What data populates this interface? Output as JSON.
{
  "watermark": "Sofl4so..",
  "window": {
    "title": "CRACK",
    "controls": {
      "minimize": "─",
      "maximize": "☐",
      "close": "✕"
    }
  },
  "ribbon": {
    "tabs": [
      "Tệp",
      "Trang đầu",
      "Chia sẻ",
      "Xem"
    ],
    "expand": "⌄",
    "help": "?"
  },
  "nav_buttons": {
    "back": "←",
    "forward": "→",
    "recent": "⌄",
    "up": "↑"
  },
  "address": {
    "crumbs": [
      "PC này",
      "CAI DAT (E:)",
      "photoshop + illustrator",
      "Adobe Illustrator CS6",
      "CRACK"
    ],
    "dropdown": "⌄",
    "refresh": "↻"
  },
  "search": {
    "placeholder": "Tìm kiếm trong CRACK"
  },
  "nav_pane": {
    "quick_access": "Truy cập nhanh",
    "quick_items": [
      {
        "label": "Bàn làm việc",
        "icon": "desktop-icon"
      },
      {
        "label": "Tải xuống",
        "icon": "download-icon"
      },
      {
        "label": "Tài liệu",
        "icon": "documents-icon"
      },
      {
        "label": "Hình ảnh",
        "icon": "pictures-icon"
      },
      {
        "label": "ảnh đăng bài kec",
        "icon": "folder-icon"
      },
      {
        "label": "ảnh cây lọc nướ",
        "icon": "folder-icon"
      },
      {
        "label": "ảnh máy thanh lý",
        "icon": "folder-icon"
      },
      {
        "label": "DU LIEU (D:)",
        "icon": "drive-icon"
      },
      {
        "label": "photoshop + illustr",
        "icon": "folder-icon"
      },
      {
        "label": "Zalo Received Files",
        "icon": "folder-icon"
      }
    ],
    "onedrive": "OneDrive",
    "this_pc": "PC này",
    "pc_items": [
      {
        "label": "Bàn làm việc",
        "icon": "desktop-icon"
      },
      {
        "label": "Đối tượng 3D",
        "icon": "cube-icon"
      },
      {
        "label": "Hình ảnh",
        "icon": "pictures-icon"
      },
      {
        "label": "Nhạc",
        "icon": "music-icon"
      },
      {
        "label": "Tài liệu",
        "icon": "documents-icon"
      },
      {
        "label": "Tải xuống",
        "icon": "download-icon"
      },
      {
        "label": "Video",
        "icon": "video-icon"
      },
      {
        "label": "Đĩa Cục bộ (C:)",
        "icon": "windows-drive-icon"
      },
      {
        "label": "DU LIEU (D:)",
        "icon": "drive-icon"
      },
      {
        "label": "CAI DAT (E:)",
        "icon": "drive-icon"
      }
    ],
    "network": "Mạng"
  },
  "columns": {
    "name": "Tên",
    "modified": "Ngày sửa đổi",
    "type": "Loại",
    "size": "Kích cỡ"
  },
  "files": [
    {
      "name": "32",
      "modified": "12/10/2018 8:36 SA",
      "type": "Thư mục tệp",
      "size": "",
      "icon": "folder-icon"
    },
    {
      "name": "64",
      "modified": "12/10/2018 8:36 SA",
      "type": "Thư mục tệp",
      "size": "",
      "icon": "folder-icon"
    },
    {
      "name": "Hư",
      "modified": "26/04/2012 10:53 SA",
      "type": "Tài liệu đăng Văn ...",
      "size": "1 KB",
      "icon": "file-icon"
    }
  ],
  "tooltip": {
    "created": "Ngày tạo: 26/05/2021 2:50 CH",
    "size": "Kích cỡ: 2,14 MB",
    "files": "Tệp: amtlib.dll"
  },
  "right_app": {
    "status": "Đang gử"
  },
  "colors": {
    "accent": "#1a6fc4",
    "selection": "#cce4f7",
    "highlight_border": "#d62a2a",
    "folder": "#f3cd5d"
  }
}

+ + + +

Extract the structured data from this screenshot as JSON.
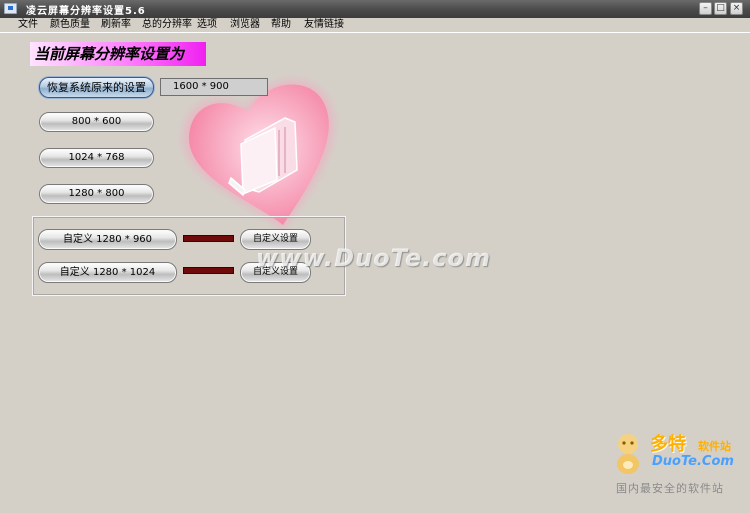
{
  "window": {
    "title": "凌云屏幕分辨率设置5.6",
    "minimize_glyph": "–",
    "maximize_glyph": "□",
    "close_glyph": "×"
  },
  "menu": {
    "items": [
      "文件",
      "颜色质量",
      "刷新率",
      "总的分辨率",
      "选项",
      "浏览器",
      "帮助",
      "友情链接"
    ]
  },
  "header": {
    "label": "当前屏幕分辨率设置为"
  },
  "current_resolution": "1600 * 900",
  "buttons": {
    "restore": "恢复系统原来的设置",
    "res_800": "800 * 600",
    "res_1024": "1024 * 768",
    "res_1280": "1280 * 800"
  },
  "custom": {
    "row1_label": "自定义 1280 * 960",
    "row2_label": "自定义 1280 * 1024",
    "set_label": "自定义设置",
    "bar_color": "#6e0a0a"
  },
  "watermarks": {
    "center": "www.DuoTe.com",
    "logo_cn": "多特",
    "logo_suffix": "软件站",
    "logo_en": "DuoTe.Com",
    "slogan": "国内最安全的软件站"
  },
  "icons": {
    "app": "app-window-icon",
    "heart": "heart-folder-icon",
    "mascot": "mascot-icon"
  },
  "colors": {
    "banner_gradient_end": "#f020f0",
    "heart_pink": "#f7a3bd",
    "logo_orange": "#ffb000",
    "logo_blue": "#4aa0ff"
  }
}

+ + + +

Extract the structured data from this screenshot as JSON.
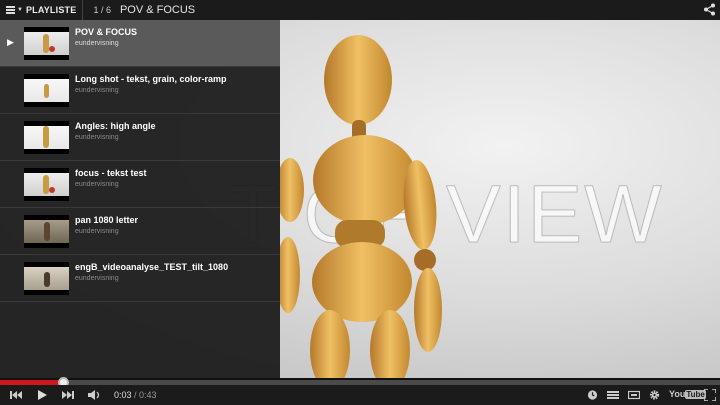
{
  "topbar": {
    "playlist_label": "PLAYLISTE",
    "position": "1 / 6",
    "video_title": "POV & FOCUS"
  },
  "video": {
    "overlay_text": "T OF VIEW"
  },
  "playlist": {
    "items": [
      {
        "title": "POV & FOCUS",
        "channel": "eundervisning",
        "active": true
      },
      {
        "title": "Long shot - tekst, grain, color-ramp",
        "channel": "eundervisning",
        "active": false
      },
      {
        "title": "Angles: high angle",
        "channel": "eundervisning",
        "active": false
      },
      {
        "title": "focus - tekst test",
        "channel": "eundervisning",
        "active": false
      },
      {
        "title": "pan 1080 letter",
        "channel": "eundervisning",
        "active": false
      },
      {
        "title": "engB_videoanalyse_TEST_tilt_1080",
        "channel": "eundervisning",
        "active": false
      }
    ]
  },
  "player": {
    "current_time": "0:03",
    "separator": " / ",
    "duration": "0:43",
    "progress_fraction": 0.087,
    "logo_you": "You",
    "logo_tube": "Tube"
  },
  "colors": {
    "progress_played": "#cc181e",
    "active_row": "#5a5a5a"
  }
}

+ + + +

=== INSTRUCTION ===
Copy out all lines above that include the string "Ngày".

=== SOLUTION TO THIS EXERCISE ===
    "modified": "Ngày sửa đổi",
    "created": "Ngày tạo: 26/05/2021 2:50 CH",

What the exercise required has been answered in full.